◆ Written instruction ◆
Gather all lines from the material that contain "println".
── Record extracts ──
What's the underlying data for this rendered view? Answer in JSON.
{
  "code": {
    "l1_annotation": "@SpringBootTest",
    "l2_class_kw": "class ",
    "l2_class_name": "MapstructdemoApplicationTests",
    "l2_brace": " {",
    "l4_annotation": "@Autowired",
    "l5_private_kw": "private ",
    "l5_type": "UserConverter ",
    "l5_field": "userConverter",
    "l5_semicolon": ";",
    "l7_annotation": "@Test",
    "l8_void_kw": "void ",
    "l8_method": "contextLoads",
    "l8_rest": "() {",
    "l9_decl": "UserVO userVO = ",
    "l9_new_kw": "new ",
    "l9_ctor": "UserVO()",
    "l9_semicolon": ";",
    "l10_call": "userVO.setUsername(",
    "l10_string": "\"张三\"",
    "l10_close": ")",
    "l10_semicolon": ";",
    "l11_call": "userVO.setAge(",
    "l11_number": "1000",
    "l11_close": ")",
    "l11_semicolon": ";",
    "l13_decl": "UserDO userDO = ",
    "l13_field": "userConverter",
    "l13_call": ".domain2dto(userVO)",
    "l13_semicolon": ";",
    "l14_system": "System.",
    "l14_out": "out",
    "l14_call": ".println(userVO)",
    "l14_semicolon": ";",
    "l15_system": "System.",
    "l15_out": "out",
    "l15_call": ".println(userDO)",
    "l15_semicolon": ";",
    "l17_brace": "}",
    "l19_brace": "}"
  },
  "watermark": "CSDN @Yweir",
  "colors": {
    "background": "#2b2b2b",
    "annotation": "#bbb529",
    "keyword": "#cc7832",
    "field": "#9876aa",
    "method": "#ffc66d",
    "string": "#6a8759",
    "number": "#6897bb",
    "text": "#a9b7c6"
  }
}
───
◆ Reply ◆
    "l14_call": ".println(userVO)",
    "l15_call": ".println(userDO)",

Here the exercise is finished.